** To be done **
Take each line that has the word "display" and return it.

** Excerpted data **
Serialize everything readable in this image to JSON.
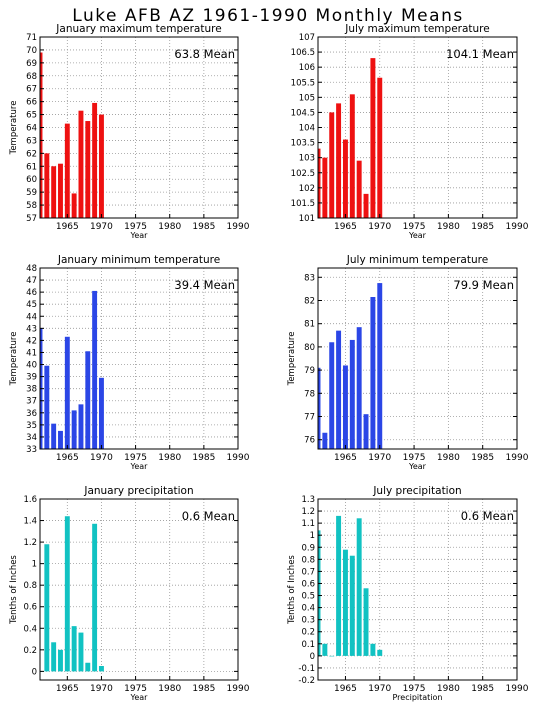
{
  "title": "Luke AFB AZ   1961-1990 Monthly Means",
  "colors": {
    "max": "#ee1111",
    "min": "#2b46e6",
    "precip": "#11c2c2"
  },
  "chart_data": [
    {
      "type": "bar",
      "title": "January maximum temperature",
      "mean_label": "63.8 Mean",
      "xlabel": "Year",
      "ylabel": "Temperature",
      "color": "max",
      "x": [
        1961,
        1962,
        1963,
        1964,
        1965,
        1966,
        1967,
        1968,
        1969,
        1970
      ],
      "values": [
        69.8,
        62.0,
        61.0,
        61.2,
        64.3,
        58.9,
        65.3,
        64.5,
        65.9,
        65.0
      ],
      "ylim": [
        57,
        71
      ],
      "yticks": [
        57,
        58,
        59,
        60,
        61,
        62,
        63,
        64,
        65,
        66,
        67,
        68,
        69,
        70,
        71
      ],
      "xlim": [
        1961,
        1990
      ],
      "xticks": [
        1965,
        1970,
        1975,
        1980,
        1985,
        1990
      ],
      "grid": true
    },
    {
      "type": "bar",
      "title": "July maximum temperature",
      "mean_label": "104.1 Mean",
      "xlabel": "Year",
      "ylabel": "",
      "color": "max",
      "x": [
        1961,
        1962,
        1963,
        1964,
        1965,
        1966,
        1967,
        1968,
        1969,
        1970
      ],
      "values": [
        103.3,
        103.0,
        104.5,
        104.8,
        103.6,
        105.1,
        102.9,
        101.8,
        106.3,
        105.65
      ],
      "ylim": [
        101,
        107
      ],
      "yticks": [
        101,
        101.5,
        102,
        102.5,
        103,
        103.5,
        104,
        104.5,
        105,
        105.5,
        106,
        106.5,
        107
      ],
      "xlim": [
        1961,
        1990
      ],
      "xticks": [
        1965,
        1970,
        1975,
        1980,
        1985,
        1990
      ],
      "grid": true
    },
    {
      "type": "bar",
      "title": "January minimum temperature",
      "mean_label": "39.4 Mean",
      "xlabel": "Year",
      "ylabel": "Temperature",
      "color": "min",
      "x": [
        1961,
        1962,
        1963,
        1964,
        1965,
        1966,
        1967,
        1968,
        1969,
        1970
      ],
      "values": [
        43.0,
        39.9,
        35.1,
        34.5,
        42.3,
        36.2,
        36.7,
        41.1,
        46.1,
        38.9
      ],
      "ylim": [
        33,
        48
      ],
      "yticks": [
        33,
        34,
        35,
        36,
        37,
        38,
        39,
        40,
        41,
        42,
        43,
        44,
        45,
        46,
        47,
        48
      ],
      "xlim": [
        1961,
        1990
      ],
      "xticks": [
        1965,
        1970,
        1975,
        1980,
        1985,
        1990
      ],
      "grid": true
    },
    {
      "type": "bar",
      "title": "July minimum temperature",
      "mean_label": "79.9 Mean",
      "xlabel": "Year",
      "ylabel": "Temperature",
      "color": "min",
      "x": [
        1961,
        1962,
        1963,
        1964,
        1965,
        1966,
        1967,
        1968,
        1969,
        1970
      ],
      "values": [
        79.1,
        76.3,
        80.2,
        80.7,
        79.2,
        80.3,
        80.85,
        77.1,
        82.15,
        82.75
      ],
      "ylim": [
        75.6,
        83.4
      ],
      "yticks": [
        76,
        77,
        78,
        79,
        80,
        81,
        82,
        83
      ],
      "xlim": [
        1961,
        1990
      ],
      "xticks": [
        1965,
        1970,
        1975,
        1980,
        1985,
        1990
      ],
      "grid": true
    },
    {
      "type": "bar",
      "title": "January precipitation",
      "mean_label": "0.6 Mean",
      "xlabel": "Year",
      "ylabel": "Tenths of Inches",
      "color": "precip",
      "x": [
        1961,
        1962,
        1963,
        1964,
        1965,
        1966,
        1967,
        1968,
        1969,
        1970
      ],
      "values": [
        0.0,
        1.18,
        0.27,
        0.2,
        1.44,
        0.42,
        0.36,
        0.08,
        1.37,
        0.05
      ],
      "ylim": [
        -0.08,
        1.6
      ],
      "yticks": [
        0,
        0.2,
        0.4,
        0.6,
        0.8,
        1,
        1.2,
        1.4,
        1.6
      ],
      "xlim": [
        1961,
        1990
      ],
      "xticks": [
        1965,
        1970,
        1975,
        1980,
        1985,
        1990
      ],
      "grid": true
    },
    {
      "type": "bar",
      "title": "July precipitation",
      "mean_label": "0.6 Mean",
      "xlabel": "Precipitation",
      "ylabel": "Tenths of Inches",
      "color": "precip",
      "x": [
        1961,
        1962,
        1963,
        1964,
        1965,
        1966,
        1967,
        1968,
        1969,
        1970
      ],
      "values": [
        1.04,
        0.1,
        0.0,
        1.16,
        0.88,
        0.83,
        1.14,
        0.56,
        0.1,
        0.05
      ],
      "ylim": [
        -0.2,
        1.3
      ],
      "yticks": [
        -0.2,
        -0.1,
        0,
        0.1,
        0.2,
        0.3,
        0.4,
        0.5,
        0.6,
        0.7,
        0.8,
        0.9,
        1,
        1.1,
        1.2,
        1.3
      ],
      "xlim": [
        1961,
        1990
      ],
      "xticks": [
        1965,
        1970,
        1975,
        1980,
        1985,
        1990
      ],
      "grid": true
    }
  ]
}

* * *

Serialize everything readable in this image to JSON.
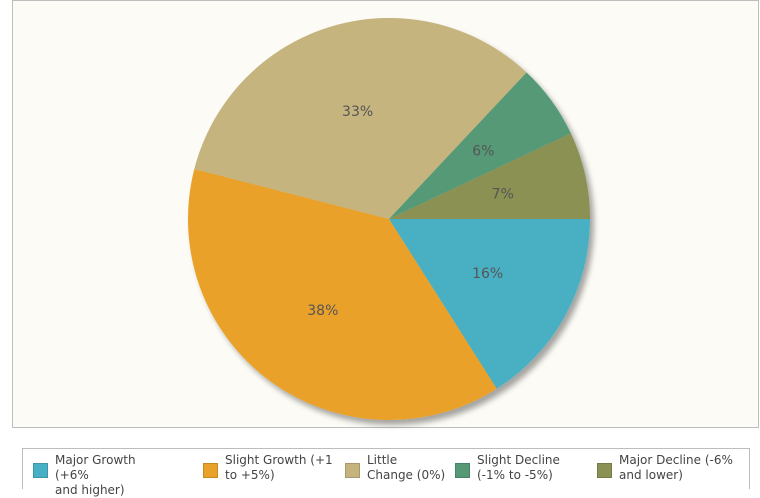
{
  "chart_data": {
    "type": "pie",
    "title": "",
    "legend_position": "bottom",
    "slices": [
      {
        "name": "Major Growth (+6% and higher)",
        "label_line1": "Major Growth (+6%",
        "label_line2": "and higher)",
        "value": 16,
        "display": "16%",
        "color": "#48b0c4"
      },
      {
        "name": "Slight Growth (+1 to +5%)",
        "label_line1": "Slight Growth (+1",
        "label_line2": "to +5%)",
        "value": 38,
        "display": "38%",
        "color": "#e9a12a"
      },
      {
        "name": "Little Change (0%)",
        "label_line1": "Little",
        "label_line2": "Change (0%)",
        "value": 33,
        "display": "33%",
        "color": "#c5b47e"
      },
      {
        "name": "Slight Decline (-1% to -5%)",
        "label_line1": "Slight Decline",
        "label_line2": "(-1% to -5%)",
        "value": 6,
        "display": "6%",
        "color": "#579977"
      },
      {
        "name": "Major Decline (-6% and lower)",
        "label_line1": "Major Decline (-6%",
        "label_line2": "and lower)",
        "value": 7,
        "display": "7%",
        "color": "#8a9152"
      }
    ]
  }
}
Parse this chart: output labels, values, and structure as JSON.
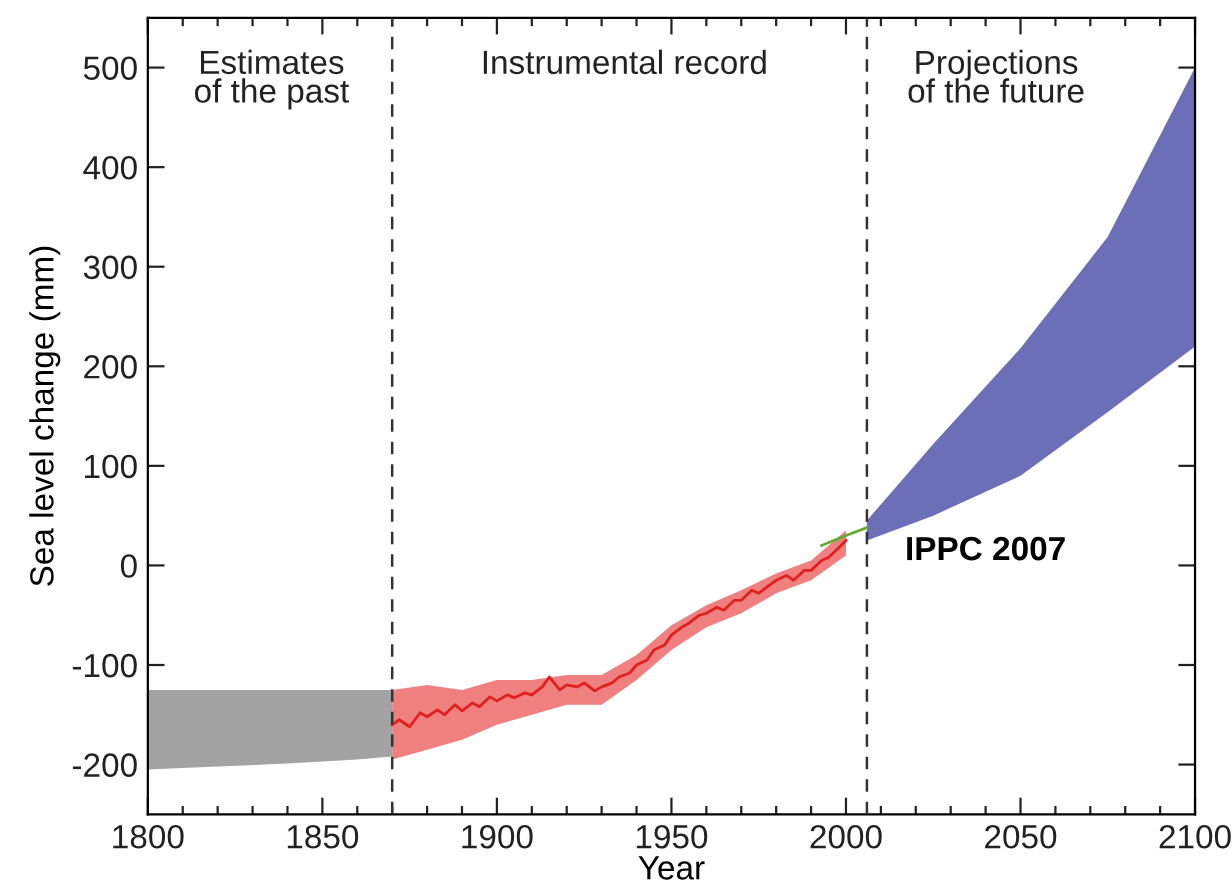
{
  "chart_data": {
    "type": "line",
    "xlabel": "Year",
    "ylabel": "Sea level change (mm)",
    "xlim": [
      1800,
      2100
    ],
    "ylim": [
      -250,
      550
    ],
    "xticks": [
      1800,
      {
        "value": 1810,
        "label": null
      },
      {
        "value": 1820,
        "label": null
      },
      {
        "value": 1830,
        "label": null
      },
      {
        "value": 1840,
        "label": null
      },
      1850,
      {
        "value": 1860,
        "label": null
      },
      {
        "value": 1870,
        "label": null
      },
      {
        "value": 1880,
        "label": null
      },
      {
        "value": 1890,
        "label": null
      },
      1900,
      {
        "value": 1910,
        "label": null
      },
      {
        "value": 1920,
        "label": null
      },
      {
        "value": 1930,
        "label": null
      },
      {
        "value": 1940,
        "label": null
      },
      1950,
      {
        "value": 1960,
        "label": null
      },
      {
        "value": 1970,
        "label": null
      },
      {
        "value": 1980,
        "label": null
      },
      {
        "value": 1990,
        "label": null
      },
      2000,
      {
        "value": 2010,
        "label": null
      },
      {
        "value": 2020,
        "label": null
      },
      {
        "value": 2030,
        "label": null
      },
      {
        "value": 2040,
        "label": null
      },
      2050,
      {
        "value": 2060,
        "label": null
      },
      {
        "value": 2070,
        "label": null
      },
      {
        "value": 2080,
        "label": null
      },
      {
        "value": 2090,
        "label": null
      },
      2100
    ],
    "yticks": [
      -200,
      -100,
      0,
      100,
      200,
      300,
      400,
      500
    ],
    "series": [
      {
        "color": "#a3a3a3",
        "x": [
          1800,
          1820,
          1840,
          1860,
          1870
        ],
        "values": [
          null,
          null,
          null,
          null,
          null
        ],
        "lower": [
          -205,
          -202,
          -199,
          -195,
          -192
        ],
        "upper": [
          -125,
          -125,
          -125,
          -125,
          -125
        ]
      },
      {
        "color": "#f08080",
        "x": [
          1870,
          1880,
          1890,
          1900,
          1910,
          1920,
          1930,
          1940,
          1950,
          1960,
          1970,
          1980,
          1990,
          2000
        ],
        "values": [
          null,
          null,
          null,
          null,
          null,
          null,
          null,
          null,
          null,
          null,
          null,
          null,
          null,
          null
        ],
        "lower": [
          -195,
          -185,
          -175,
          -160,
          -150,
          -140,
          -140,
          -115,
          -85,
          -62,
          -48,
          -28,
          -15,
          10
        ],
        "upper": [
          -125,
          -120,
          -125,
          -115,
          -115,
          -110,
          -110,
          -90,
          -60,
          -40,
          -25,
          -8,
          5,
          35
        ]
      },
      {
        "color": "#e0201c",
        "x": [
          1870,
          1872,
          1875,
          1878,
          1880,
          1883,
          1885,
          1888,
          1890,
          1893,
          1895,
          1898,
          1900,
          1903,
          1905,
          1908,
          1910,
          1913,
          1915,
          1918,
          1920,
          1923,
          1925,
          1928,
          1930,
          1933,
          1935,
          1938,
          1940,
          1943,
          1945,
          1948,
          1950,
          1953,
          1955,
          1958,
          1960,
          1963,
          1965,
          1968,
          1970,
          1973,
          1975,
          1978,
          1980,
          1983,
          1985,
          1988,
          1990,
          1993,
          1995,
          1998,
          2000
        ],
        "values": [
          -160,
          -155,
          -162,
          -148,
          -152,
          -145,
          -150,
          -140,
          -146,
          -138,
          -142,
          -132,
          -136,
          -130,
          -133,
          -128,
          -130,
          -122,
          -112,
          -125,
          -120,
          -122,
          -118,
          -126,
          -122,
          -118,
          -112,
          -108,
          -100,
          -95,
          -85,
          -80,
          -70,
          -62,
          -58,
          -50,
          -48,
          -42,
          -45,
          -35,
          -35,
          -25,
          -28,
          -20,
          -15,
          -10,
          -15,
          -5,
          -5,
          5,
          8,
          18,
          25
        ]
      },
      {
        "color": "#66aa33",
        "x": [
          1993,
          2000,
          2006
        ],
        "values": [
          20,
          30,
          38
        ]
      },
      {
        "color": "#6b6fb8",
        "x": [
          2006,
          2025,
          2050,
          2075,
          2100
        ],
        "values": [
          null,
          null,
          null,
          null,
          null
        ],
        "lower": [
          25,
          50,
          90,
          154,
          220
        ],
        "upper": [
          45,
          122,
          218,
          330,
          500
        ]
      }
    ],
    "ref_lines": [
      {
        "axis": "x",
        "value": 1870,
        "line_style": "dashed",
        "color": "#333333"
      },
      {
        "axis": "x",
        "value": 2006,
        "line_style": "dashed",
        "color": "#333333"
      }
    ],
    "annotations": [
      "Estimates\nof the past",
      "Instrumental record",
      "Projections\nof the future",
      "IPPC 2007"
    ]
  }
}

** Output for this exercise **
        "display": "16%",
        "display": "38%",
        "display": "33%",
        "display": "6%",
        "display": "7%",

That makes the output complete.